### Given records ###

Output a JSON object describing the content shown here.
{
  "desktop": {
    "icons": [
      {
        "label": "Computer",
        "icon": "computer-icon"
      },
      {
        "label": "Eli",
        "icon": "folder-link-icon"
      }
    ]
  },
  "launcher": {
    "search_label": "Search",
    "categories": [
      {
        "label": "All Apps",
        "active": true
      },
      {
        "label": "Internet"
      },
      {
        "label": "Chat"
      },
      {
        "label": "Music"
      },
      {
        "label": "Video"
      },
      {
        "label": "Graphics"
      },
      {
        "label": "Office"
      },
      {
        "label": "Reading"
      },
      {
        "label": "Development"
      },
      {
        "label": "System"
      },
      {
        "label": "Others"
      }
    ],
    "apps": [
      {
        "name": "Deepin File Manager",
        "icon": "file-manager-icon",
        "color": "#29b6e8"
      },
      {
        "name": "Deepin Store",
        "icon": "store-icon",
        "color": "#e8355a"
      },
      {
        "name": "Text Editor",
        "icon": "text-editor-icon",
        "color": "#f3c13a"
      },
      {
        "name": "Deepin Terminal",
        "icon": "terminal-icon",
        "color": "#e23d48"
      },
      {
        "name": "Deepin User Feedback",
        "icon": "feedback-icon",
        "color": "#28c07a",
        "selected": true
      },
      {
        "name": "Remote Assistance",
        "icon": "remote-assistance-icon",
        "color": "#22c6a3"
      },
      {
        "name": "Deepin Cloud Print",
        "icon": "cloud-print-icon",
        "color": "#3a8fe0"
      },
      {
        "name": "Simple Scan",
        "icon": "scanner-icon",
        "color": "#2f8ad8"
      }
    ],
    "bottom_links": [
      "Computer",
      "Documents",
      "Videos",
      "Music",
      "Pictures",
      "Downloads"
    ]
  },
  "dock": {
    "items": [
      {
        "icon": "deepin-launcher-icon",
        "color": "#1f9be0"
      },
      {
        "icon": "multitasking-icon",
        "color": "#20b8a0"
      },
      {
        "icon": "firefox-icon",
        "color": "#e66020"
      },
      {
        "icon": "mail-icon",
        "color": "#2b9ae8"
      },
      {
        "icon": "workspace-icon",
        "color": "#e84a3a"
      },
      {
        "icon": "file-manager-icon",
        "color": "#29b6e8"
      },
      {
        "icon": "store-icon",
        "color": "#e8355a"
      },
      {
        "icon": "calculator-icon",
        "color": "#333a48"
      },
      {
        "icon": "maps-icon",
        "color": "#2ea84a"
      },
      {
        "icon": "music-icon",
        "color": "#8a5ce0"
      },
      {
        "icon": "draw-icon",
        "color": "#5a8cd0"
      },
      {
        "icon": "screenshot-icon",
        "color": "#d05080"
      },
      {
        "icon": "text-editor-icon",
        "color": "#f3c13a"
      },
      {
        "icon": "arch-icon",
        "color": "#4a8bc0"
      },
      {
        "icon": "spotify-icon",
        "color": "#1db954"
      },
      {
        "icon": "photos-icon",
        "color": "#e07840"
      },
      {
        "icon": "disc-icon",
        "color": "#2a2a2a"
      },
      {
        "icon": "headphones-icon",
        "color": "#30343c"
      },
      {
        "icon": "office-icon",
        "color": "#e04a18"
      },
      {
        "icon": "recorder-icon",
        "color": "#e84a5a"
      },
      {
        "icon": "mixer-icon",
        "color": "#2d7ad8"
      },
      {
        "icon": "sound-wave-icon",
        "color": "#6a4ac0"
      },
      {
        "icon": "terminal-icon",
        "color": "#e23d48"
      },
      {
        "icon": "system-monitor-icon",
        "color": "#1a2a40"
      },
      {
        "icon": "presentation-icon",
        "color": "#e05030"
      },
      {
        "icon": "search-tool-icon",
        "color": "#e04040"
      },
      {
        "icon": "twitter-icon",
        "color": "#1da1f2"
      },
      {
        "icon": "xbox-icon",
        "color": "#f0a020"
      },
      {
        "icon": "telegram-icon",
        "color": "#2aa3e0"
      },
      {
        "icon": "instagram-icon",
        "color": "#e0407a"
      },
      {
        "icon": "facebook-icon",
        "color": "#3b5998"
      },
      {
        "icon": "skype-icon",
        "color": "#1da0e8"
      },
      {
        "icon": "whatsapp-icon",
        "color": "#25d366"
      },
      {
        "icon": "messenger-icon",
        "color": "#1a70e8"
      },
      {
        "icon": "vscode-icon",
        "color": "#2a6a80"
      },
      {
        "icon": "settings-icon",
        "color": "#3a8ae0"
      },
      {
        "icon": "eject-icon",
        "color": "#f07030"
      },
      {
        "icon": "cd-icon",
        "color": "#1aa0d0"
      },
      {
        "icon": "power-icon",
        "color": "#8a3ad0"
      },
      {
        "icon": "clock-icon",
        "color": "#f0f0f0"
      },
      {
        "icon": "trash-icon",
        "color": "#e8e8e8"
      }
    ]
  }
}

###

The exercise: Copy each record from above exactly, and include every line.

Written response:
Output a JSON object describing the content shown here.
{
  "desktop": {
    "icons": [
      {
        "label": "Computer",
        "icon": "computer-icon"
      },
      {
        "label": "Eli",
        "icon": "folder-link-icon"
      }
    ]
  },
  "launcher": {
    "search_label": "Search",
    "categories": [
      {
        "label": "All Apps",
        "active": true
      },
      {
        "label": "Internet"
      },
      {
        "label": "Chat"
      },
      {
        "label": "Music"
      },
      {
        "label": "Video"
      },
      {
        "label": "Graphics"
      },
      {
        "label": "Office"
      },
      {
        "label": "Reading"
      },
      {
        "label": "Development"
      },
      {
        "label": "System"
      },
      {
        "label": "Others"
      }
    ],
    "apps": [
      {
        "name": "Deepin File Manager",
        "icon": "file-manager-icon",
        "color": "#29b6e8"
      },
      {
        "name": "Deepin Store",
        "icon": "store-icon",
        "color": "#e8355a"
      },
      {
        "name": "Text Editor",
        "icon": "text-editor-icon",
        "color": "#f3c13a"
      },
      {
        "name": "Deepin Terminal",
        "icon": "terminal-icon",
        "color": "#e23d48"
      },
      {
        "name": "Deepin User Feedback",
        "icon": "feedback-icon",
        "color": "#28c07a",
        "selected": true
      },
      {
        "name": "Remote Assistance",
        "icon": "remote-assistance-icon",
        "color": "#22c6a3"
      },
      {
        "name": "Deepin Cloud Print",
        "icon": "cloud-print-icon",
        "color": "#3a8fe0"
      },
      {
        "name": "Simple Scan",
        "icon": "scanner-icon",
        "color": "#2f8ad8"
      }
    ],
    "bottom_links": [
      "Computer",
      "Documents",
      "Videos",
      "Music",
      "Pictures",
      "Downloads"
    ]
  },
  "dock": {
    "items": [
      {
        "icon": "deepin-launcher-icon",
        "color": "#1f9be0"
      },
      {
        "icon": "multitasking-icon",
        "color": "#20b8a0"
      },
      {
        "icon": "firefox-icon",
        "color": "#e66020"
      },
      {
        "icon": "mail-icon",
        "color": "#2b9ae8"
      },
      {
        "icon": "workspace-icon",
        "color": "#e84a3a"
      },
      {
        "icon": "file-manager-icon",
        "color": "#29b6e8"
      },
      {
        "icon": "store-icon",
        "color": "#e8355a"
      },
      {
        "icon": "calculator-icon",
        "color": "#333a48"
      },
      {
        "icon": "maps-icon",
        "color": "#2ea84a"
      },
      {
        "icon": "music-icon",
        "color": "#8a5ce0"
      },
      {
        "icon": "draw-icon",
        "color": "#5a8cd0"
      },
      {
        "icon": "screenshot-icon",
        "color": "#d05080"
      },
      {
        "icon": "text-editor-icon",
        "color": "#f3c13a"
      },
      {
        "icon": "arch-icon",
        "color": "#4a8bc0"
      },
      {
        "icon": "spotify-icon",
        "color": "#1db954"
      },
      {
        "icon": "photos-icon",
        "color": "#e07840"
      },
      {
        "icon": "disc-icon",
        "color": "#2a2a2a"
      },
      {
        "icon": "headphones-icon",
        "color": "#30343c"
      },
      {
        "icon": "office-icon",
        "color": "#e04a18"
      },
      {
        "icon": "recorder-icon",
        "color": "#e84a5a"
      },
      {
        "icon": "mixer-icon",
        "color": "#2d7ad8"
      },
      {
        "icon": "sound-wave-icon",
        "color": "#6a4ac0"
      },
      {
        "icon": "terminal-icon",
        "color": "#e23d48"
      },
      {
        "icon": "system-monitor-icon",
        "color": "#1a2a40"
      },
      {
        "icon": "presentation-icon",
        "color": "#e05030"
      },
      {
        "icon": "search-tool-icon",
        "color": "#e04040"
      },
      {
        "icon": "twitter-icon",
        "color": "#1da1f2"
      },
      {
        "icon": "xbox-icon",
        "color": "#f0a020"
      },
      {
        "icon": "telegram-icon",
        "color": "#2aa3e0"
      },
      {
        "icon": "instagram-icon",
        "color": "#e0407a"
      },
      {
        "icon": "facebook-icon",
        "color": "#3b5998"
      },
      {
        "icon": "skype-icon",
        "color": "#1da0e8"
      },
      {
        "icon": "whatsapp-icon",
        "color": "#25d366"
      },
      {
        "icon": "messenger-icon",
        "color": "#1a70e8"
      },
      {
        "icon": "vscode-icon",
        "color": "#2a6a80"
      },
      {
        "icon": "settings-icon",
        "color": "#3a8ae0"
      },
      {
        "icon": "eject-icon",
        "color": "#f07030"
      },
      {
        "icon": "cd-icon",
        "color": "#1aa0d0"
      },
      {
        "icon": "power-icon",
        "color": "#8a3ad0"
      },
      {
        "icon": "clock-icon",
        "color": "#f0f0f0"
      },
      {
        "icon": "trash-icon",
        "color": "#e8e8e8"
      }
    ]
  }
}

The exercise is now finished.